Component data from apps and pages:
----------------

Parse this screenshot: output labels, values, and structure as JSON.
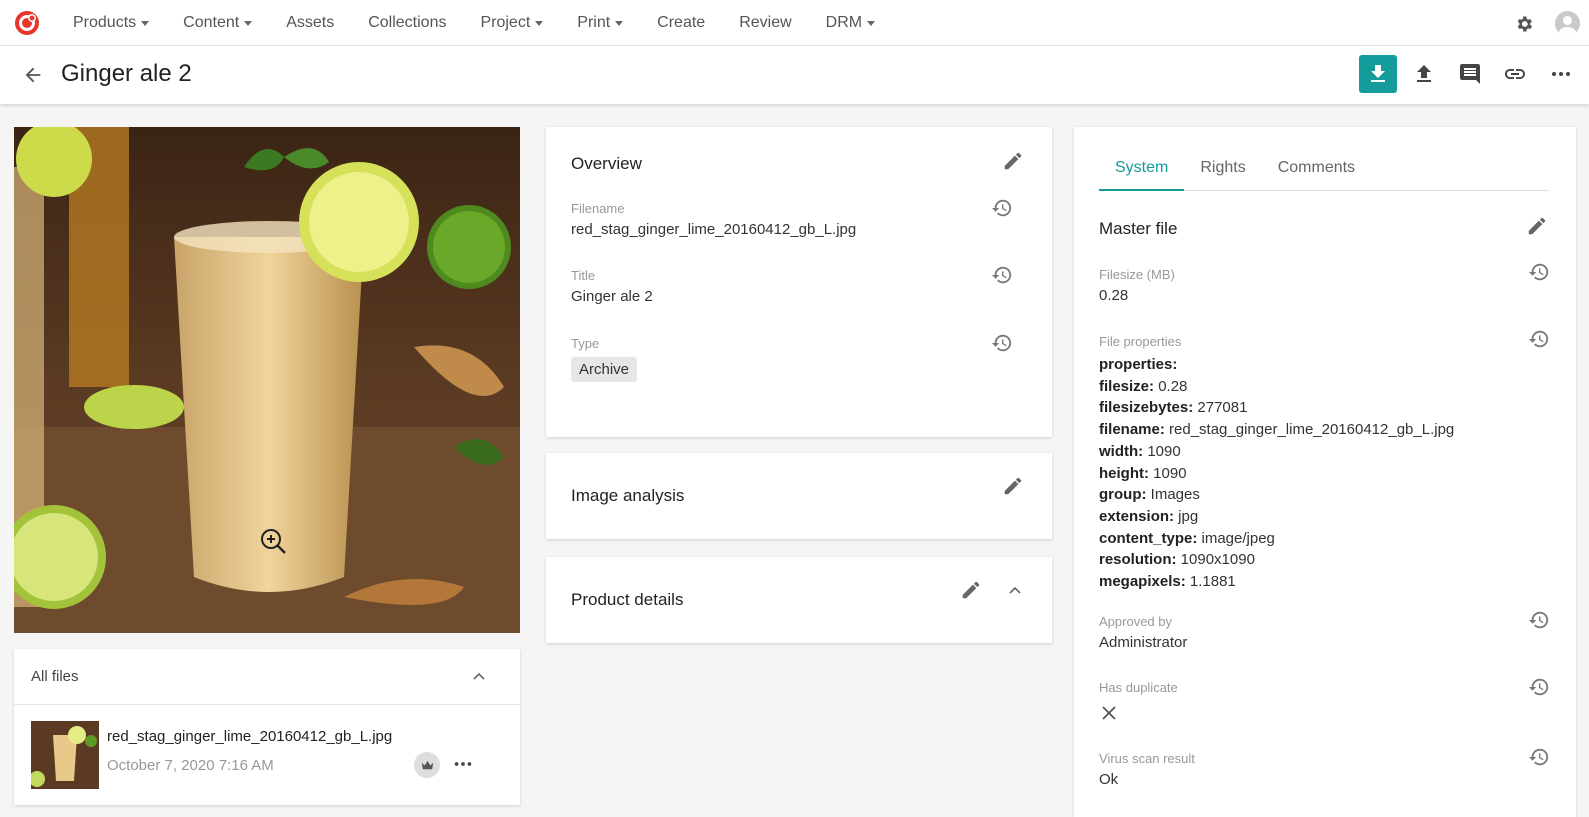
{
  "nav": {
    "items": [
      {
        "label": "Products",
        "dropdown": true
      },
      {
        "label": "Content",
        "dropdown": true
      },
      {
        "label": "Assets",
        "dropdown": false
      },
      {
        "label": "Collections",
        "dropdown": false
      },
      {
        "label": "Project",
        "dropdown": true
      },
      {
        "label": "Print",
        "dropdown": true
      },
      {
        "label": "Create",
        "dropdown": false
      },
      {
        "label": "Review",
        "dropdown": false
      },
      {
        "label": "DRM",
        "dropdown": true
      }
    ],
    "icons": [
      "logo-icon",
      "gear-icon",
      "user-avatar-icon"
    ]
  },
  "header": {
    "title": "Ginger ale 2",
    "actions": [
      "download-icon",
      "upload-icon",
      "comment-icon",
      "link-icon",
      "more-icon"
    ],
    "accent_color": "#149b9b"
  },
  "all_files": {
    "title": "All files",
    "file": {
      "name": "red_stag_ginger_lime_20160412_gb_L.jpg",
      "date": "October 7, 2020 7:16 AM"
    }
  },
  "overview": {
    "title": "Overview",
    "fields": {
      "filename_label": "Filename",
      "filename_value": "red_stag_ginger_lime_20160412_gb_L.jpg",
      "title_label": "Title",
      "title_value": "Ginger ale 2",
      "type_label": "Type",
      "type_value": "Archive"
    }
  },
  "image_analysis": {
    "title": "Image analysis"
  },
  "product_details": {
    "title": "Product details"
  },
  "right_panel": {
    "tabs": [
      "System",
      "Rights",
      "Comments"
    ],
    "active_tab": "System",
    "section_title": "Master file",
    "filesize_label": "Filesize (MB)",
    "filesize_value": "0.28",
    "file_properties_label": "File properties",
    "properties": [
      {
        "key": "properties:",
        "value": ""
      },
      {
        "key": "filesize:",
        "value": " 0.28"
      },
      {
        "key": "filesizebytes:",
        "value": " 277081"
      },
      {
        "key": "filename:",
        "value": " red_stag_ginger_lime_20160412_gb_L.jpg"
      },
      {
        "key": "width:",
        "value": " 1090"
      },
      {
        "key": "height:",
        "value": " 1090"
      },
      {
        "key": "group:",
        "value": " Images"
      },
      {
        "key": "extension:",
        "value": " jpg"
      },
      {
        "key": "content_type:",
        "value": " image/jpeg"
      },
      {
        "key": "resolution:",
        "value": " 1090x1090"
      },
      {
        "key": "megapixels:",
        "value": " 1.1881"
      }
    ],
    "approved_by_label": "Approved by",
    "approved_by_value": "Administrator",
    "has_duplicate_label": "Has duplicate",
    "virus_scan_label": "Virus scan result",
    "virus_scan_value": "Ok"
  }
}
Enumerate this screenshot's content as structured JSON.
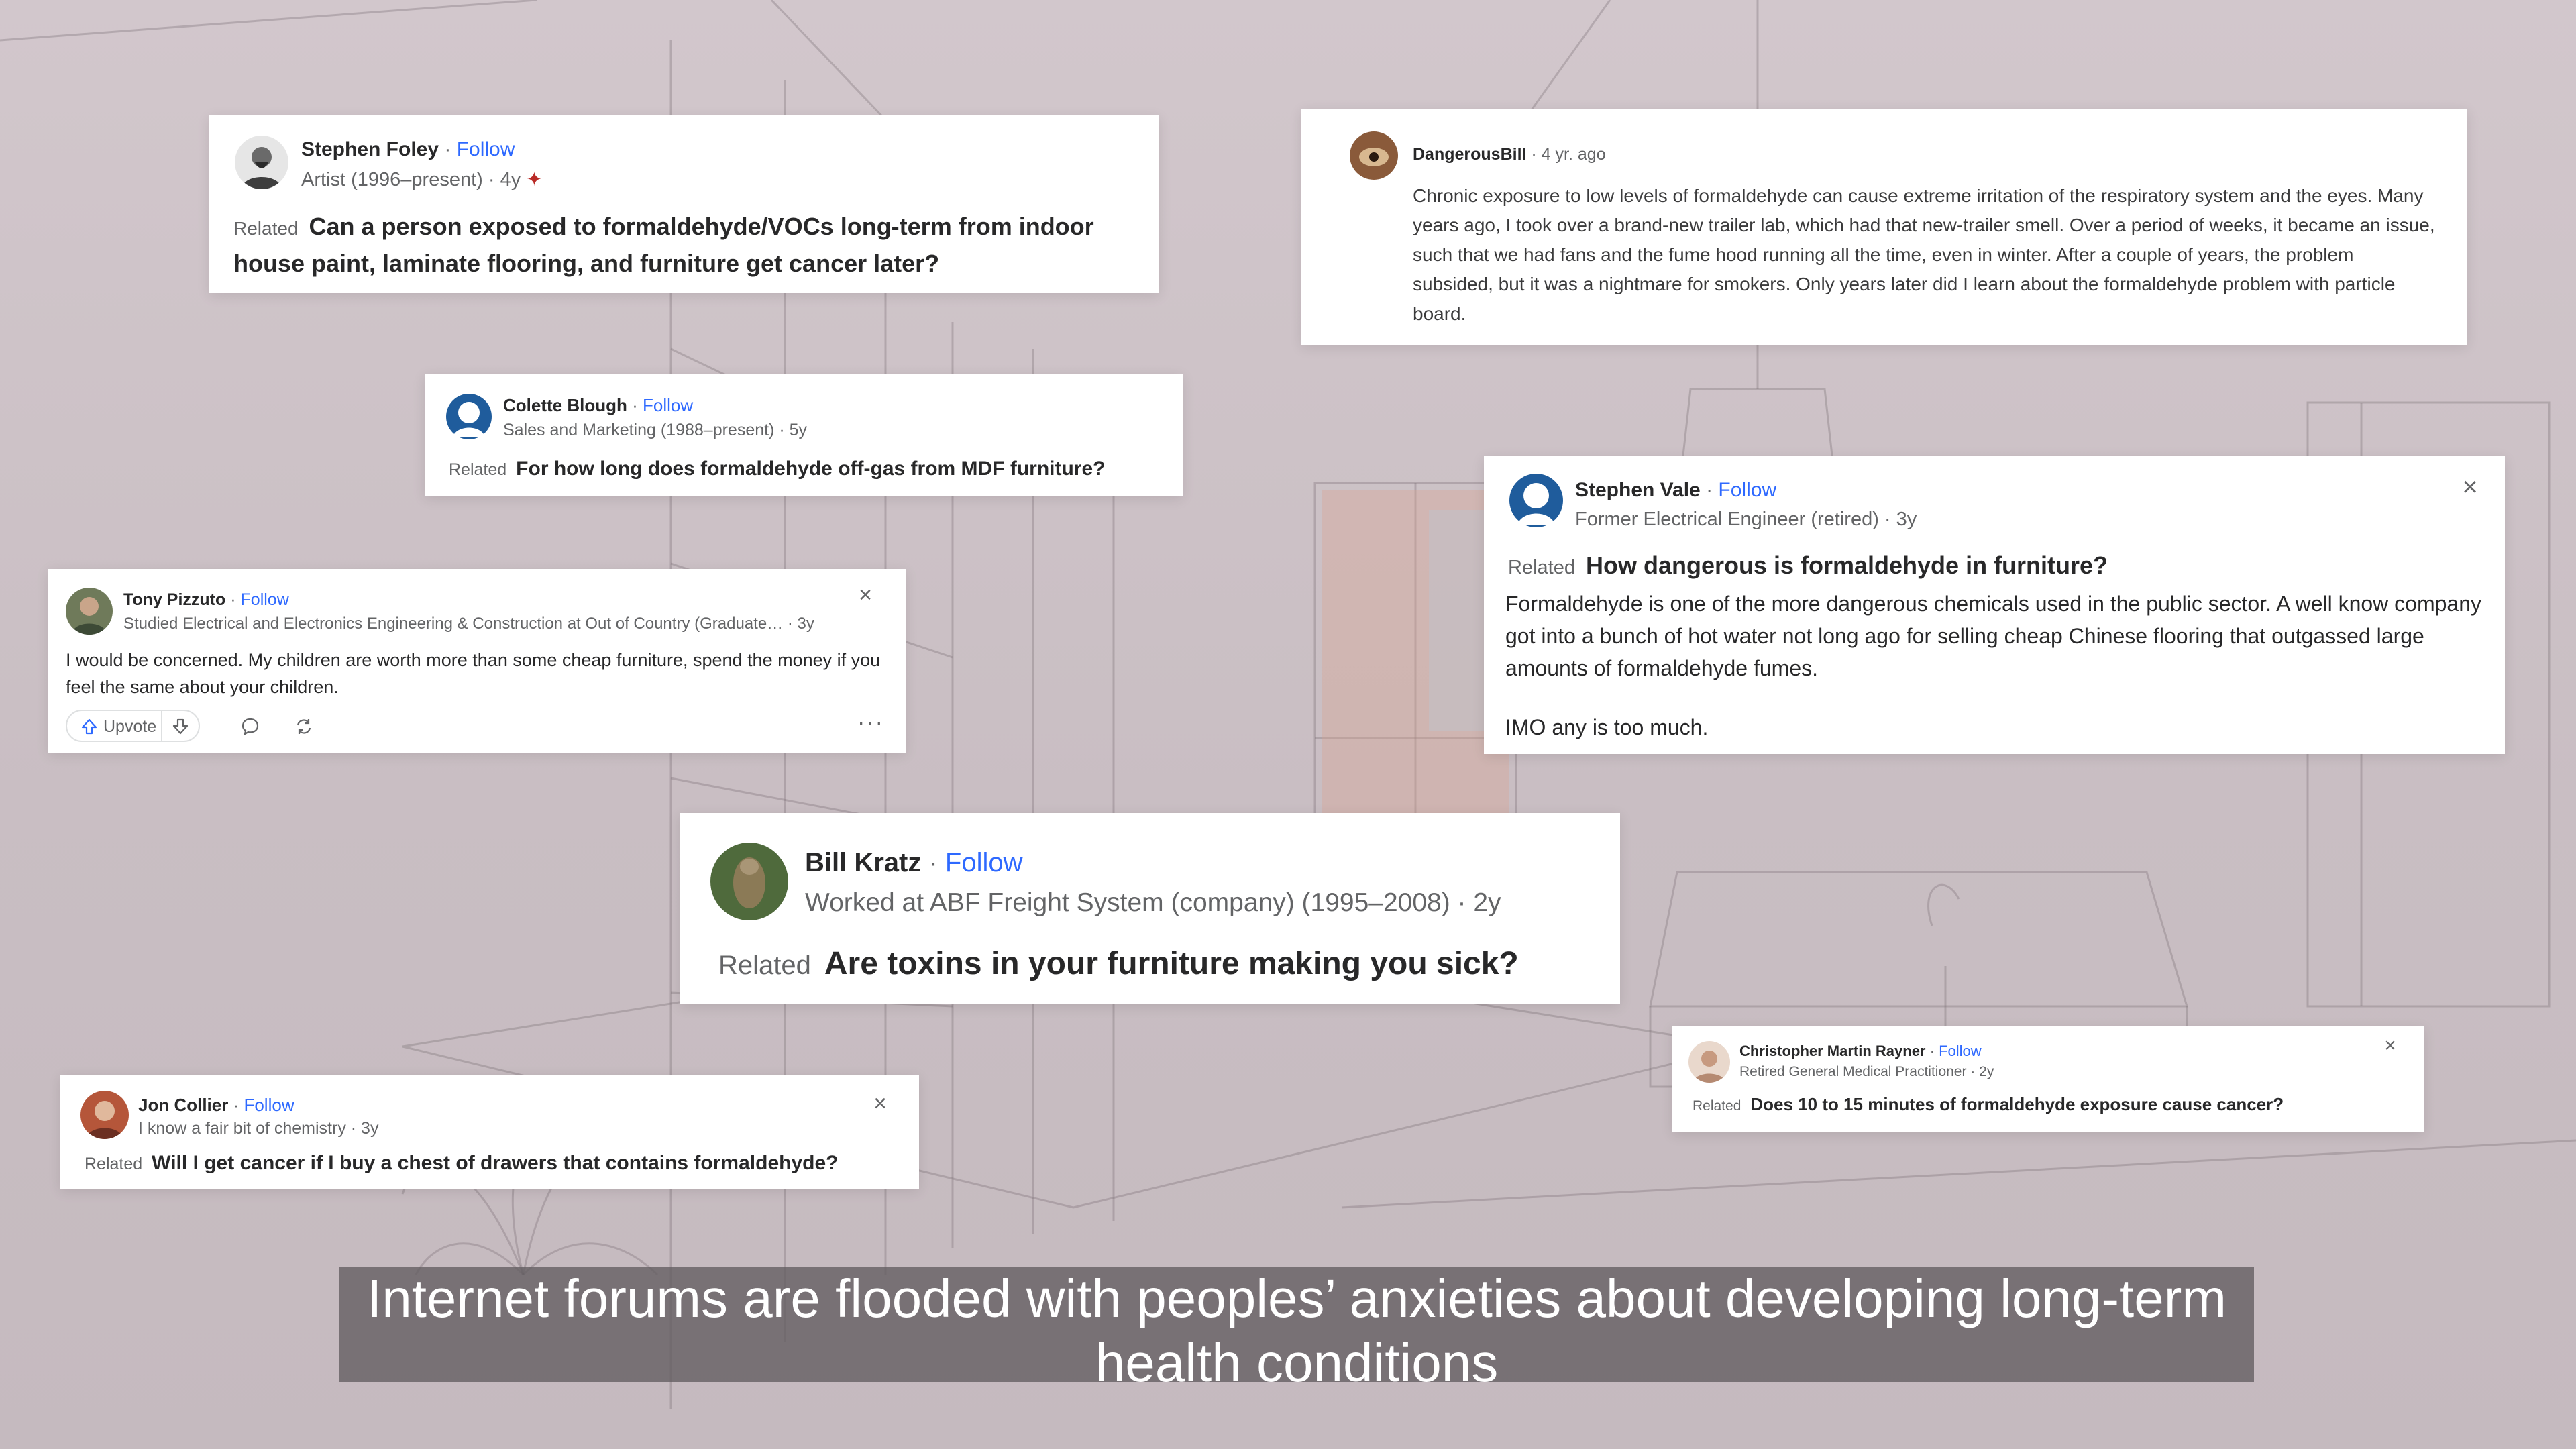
{
  "cards": {
    "foley": {
      "name": "Stephen Foley",
      "dot": " · ",
      "follow": "Follow",
      "credential": "Artist (1996–present) · 4y",
      "spark": "✦",
      "related": "Related",
      "question": "Can a person exposed to formaldehyde/VOCs long-term from indoor house paint, laminate flooring, and furniture get cancer later?"
    },
    "dangerousbill": {
      "name": "DangerousBill",
      "meta": " · 4 yr. ago",
      "body": "Chronic exposure to low levels of formaldehyde can cause extreme irritation of the respiratory system and the eyes. Many years ago, I took over a brand-new trailer lab, which had that new-trailer smell. Over a period of weeks, it became an issue, such that we had fans and the fume hood running all the time, even in winter. After a couple of years, the problem subsided, but it was a nightmare for smokers. Only years later did I learn about the formaldehyde problem with particle board."
    },
    "blough": {
      "name": "Colette Blough",
      "dot": " · ",
      "follow": "Follow",
      "credential": "Sales and Marketing (1988–present) · 5y",
      "related": "Related",
      "question": "For how long does formaldehyde off-gas from MDF furniture?"
    },
    "pizzuto": {
      "name": "Tony Pizzuto",
      "dot": " · ",
      "follow": "Follow",
      "credential": "Studied Electrical and Electronics Engineering & Construction at Out of Country (Graduate… · 3y",
      "body": "I would be concerned. My children are worth more than some cheap furniture, spend the money if you feel the same about your children.",
      "upvote_label": "Upvote",
      "close": "×",
      "more": "···"
    },
    "vale": {
      "name": "Stephen Vale",
      "dot": " · ",
      "follow": "Follow",
      "credential": "Former Electrical Engineer (retired) · 3y",
      "related": "Related",
      "question": "How dangerous is formaldehyde in furniture?",
      "body": "Formaldehyde is one of the more dangerous chemicals used in the public sector. A well know company got into a bunch of hot water not long ago for selling cheap Chinese flooring that outgassed large amounts of formaldehyde fumes.",
      "body2": "IMO any is too much.",
      "close": "×"
    },
    "kratz": {
      "name": "Bill Kratz",
      "dot": " · ",
      "follow": "Follow",
      "credential": "Worked at ABF Freight System (company) (1995–2008) · 2y",
      "related": "Related",
      "question": "Are toxins in your furniture making you sick?"
    },
    "rayner": {
      "name": "Christopher Martin Rayner",
      "dot": " · ",
      "follow": "Follow",
      "credential": "Retired General Medical Practitioner · 2y",
      "related": "Related",
      "question": "Does 10 to 15 minutes of formaldehyde exposure cause cancer?",
      "close": "×"
    },
    "collier": {
      "name": "Jon Collier",
      "dot": " · ",
      "follow": "Follow",
      "credential": "I know a fair bit of chemistry · 3y",
      "related": "Related",
      "question": "Will I get cancer if I buy a chest of drawers that contains formaldehyde?",
      "close": "×"
    }
  },
  "subtitle": {
    "line1": "Internet forums are flooded with peoples’ anxieties about developing long-term",
    "line2": "health conditions"
  },
  "colors": {
    "background": "#cdc2c7",
    "follow": "#2e69ff",
    "card": "#ffffff",
    "subtitle_bg": "#625c60"
  },
  "icons": [
    "upvote-arrow-icon",
    "downvote-arrow-icon",
    "comment-icon",
    "share-icon",
    "close-icon",
    "more-icon"
  ]
}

----------------

Make a word-for-word copy of the records above, excluding all pictures.

[TASK ANSWER]
Parse this screenshot: output labels, values, and structure as JSON.
{
  "nav": {
    "items": [
      {
        "label": "Products",
        "dropdown": true
      },
      {
        "label": "Content",
        "dropdown": true
      },
      {
        "label": "Assets",
        "dropdown": false
      },
      {
        "label": "Collections",
        "dropdown": false
      },
      {
        "label": "Project",
        "dropdown": true
      },
      {
        "label": "Print",
        "dropdown": true
      },
      {
        "label": "Create",
        "dropdown": false
      },
      {
        "label": "Review",
        "dropdown": false
      },
      {
        "label": "DRM",
        "dropdown": true
      }
    ],
    "icons": [
      "logo-icon",
      "gear-icon",
      "user-avatar-icon"
    ]
  },
  "header": {
    "title": "Ginger ale 2",
    "actions": [
      "download-icon",
      "upload-icon",
      "comment-icon",
      "link-icon",
      "more-icon"
    ],
    "accent_color": "#149b9b"
  },
  "all_files": {
    "title": "All files",
    "file": {
      "name": "red_stag_ginger_lime_20160412_gb_L.jpg",
      "date": "October 7, 2020 7:16 AM"
    }
  },
  "overview": {
    "title": "Overview",
    "fields": {
      "filename_label": "Filename",
      "filename_value": "red_stag_ginger_lime_20160412_gb_L.jpg",
      "title_label": "Title",
      "title_value": "Ginger ale 2",
      "type_label": "Type",
      "type_value": "Archive"
    }
  },
  "image_analysis": {
    "title": "Image analysis"
  },
  "product_details": {
    "title": "Product details"
  },
  "right_panel": {
    "tabs": [
      "System",
      "Rights",
      "Comments"
    ],
    "active_tab": "System",
    "section_title": "Master file",
    "filesize_label": "Filesize (MB)",
    "filesize_value": "0.28",
    "file_properties_label": "File properties",
    "properties": [
      {
        "key": "properties:",
        "value": ""
      },
      {
        "key": "filesize:",
        "value": " 0.28"
      },
      {
        "key": "filesizebytes:",
        "value": " 277081"
      },
      {
        "key": "filename:",
        "value": " red_stag_ginger_lime_20160412_gb_L.jpg"
      },
      {
        "key": "width:",
        "value": " 1090"
      },
      {
        "key": "height:",
        "value": " 1090"
      },
      {
        "key": "group:",
        "value": " Images"
      },
      {
        "key": "extension:",
        "value": " jpg"
      },
      {
        "key": "content_type:",
        "value": " image/jpeg"
      },
      {
        "key": "resolution:",
        "value": " 1090x1090"
      },
      {
        "key": "megapixels:",
        "value": " 1.1881"
      }
    ],
    "approved_by_label": "Approved by",
    "approved_by_value": "Administrator",
    "has_duplicate_label": "Has duplicate",
    "virus_scan_label": "Virus scan result",
    "virus_scan_value": "Ok"
  }
}
Enumerate this screenshot's content as structured JSON.
{
  "cards": {
    "foley": {
      "name": "Stephen Foley",
      "dot": " · ",
      "follow": "Follow",
      "credential": "Artist (1996–present) · 4y",
      "spark": "✦",
      "related": "Related",
      "question": "Can a person exposed to formaldehyde/VOCs long-term from indoor house paint, laminate flooring, and furniture get cancer later?"
    },
    "dangerousbill": {
      "name": "DangerousBill",
      "meta": " · 4 yr. ago",
      "body": "Chronic exposure to low levels of formaldehyde can cause extreme irritation of the respiratory system and the eyes. Many years ago, I took over a brand-new trailer lab, which had that new-trailer smell. Over a period of weeks, it became an issue, such that we had fans and the fume hood running all the time, even in winter. After a couple of years, the problem subsided, but it was a nightmare for smokers. Only years later did I learn about the formaldehyde problem with particle board."
    },
    "blough": {
      "name": "Colette Blough",
      "dot": " · ",
      "follow": "Follow",
      "credential": "Sales and Marketing (1988–present) · 5y",
      "related": "Related",
      "question": "For how long does formaldehyde off-gas from MDF furniture?"
    },
    "pizzuto": {
      "name": "Tony Pizzuto",
      "dot": " · ",
      "follow": "Follow",
      "credential": "Studied Electrical and Electronics Engineering & Construction at Out of Country (Graduate… · 3y",
      "body": "I would be concerned. My children are worth more than some cheap furniture, spend the money if you feel the same about your children.",
      "upvote_label": "Upvote",
      "close": "×",
      "more": "···"
    },
    "vale": {
      "name": "Stephen Vale",
      "dot": " · ",
      "follow": "Follow",
      "credential": "Former Electrical Engineer (retired) · 3y",
      "related": "Related",
      "question": "How dangerous is formaldehyde in furniture?",
      "body": "Formaldehyde is one of the more dangerous chemicals used in the public sector. A well know company got into a bunch of hot water not long ago for selling cheap Chinese flooring that outgassed large amounts of formaldehyde fumes.",
      "body2": "IMO any is too much.",
      "close": "×"
    },
    "kratz": {
      "name": "Bill Kratz",
      "dot": " · ",
      "follow": "Follow",
      "credential": "Worked at ABF Freight System (company) (1995–2008) · 2y",
      "related": "Related",
      "question": "Are toxins in your furniture making you sick?"
    },
    "rayner": {
      "name": "Christopher Martin Rayner",
      "dot": " · ",
      "follow": "Follow",
      "credential": "Retired General Medical Practitioner · 2y",
      "related": "Related",
      "question": "Does 10 to 15 minutes of formaldehyde exposure cause cancer?",
      "close": "×"
    },
    "collier": {
      "name": "Jon Collier",
      "dot": " · ",
      "follow": "Follow",
      "credential": "I know a fair bit of chemistry · 3y",
      "related": "Related",
      "question": "Will I get cancer if I buy a chest of drawers that contains formaldehyde?",
      "close": "×"
    }
  },
  "subtitle": {
    "line1": "Internet forums are flooded with peoples’ anxieties about developing long-term",
    "line2": "health conditions"
  },
  "colors": {
    "background": "#cdc2c7",
    "follow": "#2e69ff",
    "card": "#ffffff",
    "subtitle_bg": "#625c60"
  },
  "icons": [
    "upvote-arrow-icon",
    "downvote-arrow-icon",
    "comment-icon",
    "share-icon",
    "close-icon",
    "more-icon"
  ]
}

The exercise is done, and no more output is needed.